#### Exercise
Give back the whole listing exactly as shown.

#### Data to use

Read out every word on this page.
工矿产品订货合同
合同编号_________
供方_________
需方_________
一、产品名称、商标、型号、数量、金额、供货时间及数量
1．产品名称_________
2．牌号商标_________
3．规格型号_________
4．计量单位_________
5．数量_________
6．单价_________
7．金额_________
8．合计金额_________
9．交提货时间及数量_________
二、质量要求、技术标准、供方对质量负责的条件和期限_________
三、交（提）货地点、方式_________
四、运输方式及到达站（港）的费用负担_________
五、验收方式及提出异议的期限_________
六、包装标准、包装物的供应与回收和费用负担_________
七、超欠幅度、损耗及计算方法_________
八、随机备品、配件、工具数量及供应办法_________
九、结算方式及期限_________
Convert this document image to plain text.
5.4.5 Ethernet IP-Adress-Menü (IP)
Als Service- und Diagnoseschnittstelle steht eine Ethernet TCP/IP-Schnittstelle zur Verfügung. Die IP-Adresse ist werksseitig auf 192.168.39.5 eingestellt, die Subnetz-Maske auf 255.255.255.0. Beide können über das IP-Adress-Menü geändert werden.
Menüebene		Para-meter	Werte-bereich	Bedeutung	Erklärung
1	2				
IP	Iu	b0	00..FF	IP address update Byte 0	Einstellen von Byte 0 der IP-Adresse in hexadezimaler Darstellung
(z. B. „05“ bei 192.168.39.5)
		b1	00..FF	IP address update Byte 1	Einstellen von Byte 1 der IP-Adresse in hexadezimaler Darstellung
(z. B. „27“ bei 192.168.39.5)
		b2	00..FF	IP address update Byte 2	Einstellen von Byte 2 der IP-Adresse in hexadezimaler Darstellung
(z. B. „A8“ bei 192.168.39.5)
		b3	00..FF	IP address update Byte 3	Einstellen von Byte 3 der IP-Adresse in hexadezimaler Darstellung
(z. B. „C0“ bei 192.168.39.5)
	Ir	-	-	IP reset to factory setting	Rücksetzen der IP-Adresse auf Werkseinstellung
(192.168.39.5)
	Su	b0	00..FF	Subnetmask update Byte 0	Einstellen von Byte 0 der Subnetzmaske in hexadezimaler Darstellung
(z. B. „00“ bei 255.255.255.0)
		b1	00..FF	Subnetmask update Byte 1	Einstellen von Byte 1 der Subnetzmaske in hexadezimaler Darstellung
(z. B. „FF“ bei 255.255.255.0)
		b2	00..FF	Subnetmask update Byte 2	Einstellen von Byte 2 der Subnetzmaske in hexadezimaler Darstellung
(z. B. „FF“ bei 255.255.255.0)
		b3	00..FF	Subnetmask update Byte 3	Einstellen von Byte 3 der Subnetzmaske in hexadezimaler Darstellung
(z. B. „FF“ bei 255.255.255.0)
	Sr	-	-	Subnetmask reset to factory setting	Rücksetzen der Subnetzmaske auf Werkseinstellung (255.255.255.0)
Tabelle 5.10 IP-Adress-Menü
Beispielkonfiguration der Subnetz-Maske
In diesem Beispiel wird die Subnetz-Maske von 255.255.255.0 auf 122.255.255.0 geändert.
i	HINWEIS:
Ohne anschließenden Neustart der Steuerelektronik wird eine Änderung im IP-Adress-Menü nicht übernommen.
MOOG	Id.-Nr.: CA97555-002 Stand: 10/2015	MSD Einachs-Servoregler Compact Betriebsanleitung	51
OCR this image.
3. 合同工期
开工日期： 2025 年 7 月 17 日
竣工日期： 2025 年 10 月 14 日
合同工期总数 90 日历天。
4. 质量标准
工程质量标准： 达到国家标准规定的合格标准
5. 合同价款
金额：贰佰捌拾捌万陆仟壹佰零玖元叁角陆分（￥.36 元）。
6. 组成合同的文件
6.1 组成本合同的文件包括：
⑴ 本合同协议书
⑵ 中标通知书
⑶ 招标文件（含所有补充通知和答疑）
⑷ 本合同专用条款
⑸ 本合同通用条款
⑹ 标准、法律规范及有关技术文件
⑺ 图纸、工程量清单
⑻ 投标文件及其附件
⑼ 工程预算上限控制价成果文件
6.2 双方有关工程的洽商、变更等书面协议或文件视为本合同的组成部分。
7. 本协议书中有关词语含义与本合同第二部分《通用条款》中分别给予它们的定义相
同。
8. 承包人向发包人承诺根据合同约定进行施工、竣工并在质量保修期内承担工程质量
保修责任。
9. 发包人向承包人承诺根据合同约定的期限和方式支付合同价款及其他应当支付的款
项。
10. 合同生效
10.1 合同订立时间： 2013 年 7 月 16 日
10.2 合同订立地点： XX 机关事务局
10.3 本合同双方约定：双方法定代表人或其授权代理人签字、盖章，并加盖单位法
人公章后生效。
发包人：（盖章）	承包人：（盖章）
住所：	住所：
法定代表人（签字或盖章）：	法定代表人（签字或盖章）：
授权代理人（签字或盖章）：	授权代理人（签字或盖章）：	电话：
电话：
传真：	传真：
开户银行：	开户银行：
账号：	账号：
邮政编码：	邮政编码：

#### Expected answer
Read out every word on this page.
工矿产品订货合同
合同编号_________
供方_________
需方_________
一、产品名称、商标、型号、数量、金额、供货时间及数量
1．产品名称_________
2．牌号商标_________
3．规格型号_________
4．计量单位_________
5．数量_________
6．单价_________
7．金额_________
8．合计金额_________
9．交提货时间及数量_________
二、质量要求、技术标准、供方对质量负责的条件和期限_________
三、交（提）货地点、方式_________
四、运输方式及到达站（港）的费用负担_________
五、验收方式及提出异议的期限_________
六、包装标准、包装物的供应与回收和费用负担_________
七、超欠幅度、损耗及计算方法_________
八、随机备品、配件、工具数量及供应办法_________
九、结算方式及期限_________
Convert this document image to plain text.
5.4.5 Ethernet IP-Adress-Menü (IP)
Als Service- und Diagnoseschnittstelle steht eine Ethernet TCP/IP-Schnittstelle zur Verfügung. Die IP-Adresse ist werksseitig auf 192.168.39.5 eingestellt, die Subnetz-Maske auf 255.255.255.0. Beide können über das IP-Adress-Menü geändert werden.
Menüebene		Para-meter	Werte-bereich	Bedeutung	Erklärung
1	2				
IP	Iu	b0	00..FF	IP address update Byte 0	Einstellen von Byte 0 der IP-Adresse in hexadezimaler Darstellung
(z. B. „05“ bei 192.168.39.5)
		b1	00..FF	IP address update Byte 1	Einstellen von Byte 1 der IP-Adresse in hexadezimaler Darstellung
(z. B. „27“ bei 192.168.39.5)
		b2	00..FF	IP address update Byte 2	Einstellen von Byte 2 der IP-Adresse in hexadezimaler Darstellung
(z. B. „A8“ bei 192.168.39.5)
		b3	00..FF	IP address update Byte 3	Einstellen von Byte 3 der IP-Adresse in hexadezimaler Darstellung
(z. B. „C0“ bei 192.168.39.5)
	Ir	-	-	IP reset to factory setting	Rücksetzen der IP-Adresse auf Werkseinstellung
(192.168.39.5)
	Su	b0	00..FF	Subnetmask update Byte 0	Einstellen von Byte 0 der Subnetzmaske in hexadezimaler Darstellung
(z. B. „00“ bei 255.255.255.0)
		b1	00..FF	Subnetmask update Byte 1	Einstellen von Byte 1 der Subnetzmaske in hexadezimaler Darstellung
(z. B. „FF“ bei 255.255.255.0)
		b2	00..FF	Subnetmask update Byte 2	Einstellen von Byte 2 der Subnetzmaske in hexadezimaler Darstellung
(z. B. „FF“ bei 255.255.255.0)
		b3	00..FF	Subnetmask update Byte 3	Einstellen von Byte 3 der Subnetzmaske in hexadezimaler Darstellung
(z. B. „FF“ bei 255.255.255.0)
	Sr	-	-	Subnetmask reset to factory setting	Rücksetzen der Subnetzmaske auf Werkseinstellung (255.255.255.0)
Tabelle 5.10 IP-Adress-Menü
Beispielkonfiguration der Subnetz-Maske
In diesem Beispiel wird die Subnetz-Maske von 255.255.255.0 auf 122.255.255.0 geändert.
i	HINWEIS:
Ohne anschließenden Neustart der Steuerelektronik wird eine Änderung im IP-Adress-Menü nicht übernommen.
MOOG	Id.-Nr.: CA97555-002 Stand: 10/2015	MSD Einachs-Servoregler Compact Betriebsanleitung	51
OCR this image.
3. 合同工期
开工日期： 2025 年 7 月 17 日
竣工日期： 2025 年 10 月 14 日
合同工期总数 90 日历天。
4. 质量标准
工程质量标准： 达到国家标准规定的合格标准
5. 合同价款
金额：贰佰捌拾捌万陆仟壹佰零玖元叁角陆分（￥.36 元）。
6. 组成合同的文件
6.1 组成本合同的文件包括：
⑴ 本合同协议书
⑵ 中标通知书
⑶ 招标文件（含所有补充通知和答疑）
⑷ 本合同专用条款
⑸ 本合同通用条款
⑹ 标准、法律规范及有关技术文件
⑺ 图纸、工程量清单
⑻ 投标文件及其附件
⑼ 工程预算上限控制价成果文件
6.2 双方有关工程的洽商、变更等书面协议或文件视为本合同的组成部分。
7. 本协议书中有关词语含义与本合同第二部分《通用条款》中分别给予它们的定义相
同。
8. 承包人向发包人承诺根据合同约定进行施工、竣工并在质量保修期内承担工程质量
保修责任。
9. 发包人向承包人承诺根据合同约定的期限和方式支付合同价款及其他应当支付的款
项。
10. 合同生效
10.1 合同订立时间： 2013 年 7 月 16 日
10.2 合同订立地点： XX 机关事务局
10.3 本合同双方约定：双方法定代表人或其授权代理人签字、盖章，并加盖单位法
人公章后生效。
发包人：（盖章）	承包人：（盖章）
住所：	住所：
法定代表人（签字或盖章）：	法定代表人（签字或盖章）：
授权代理人（签字或盖章）：	授权代理人（签字或盖章）：	电话：
电话：
传真：	传真：
开户银行：	开户银行：
账号：	账号：
邮政编码：	邮政编码：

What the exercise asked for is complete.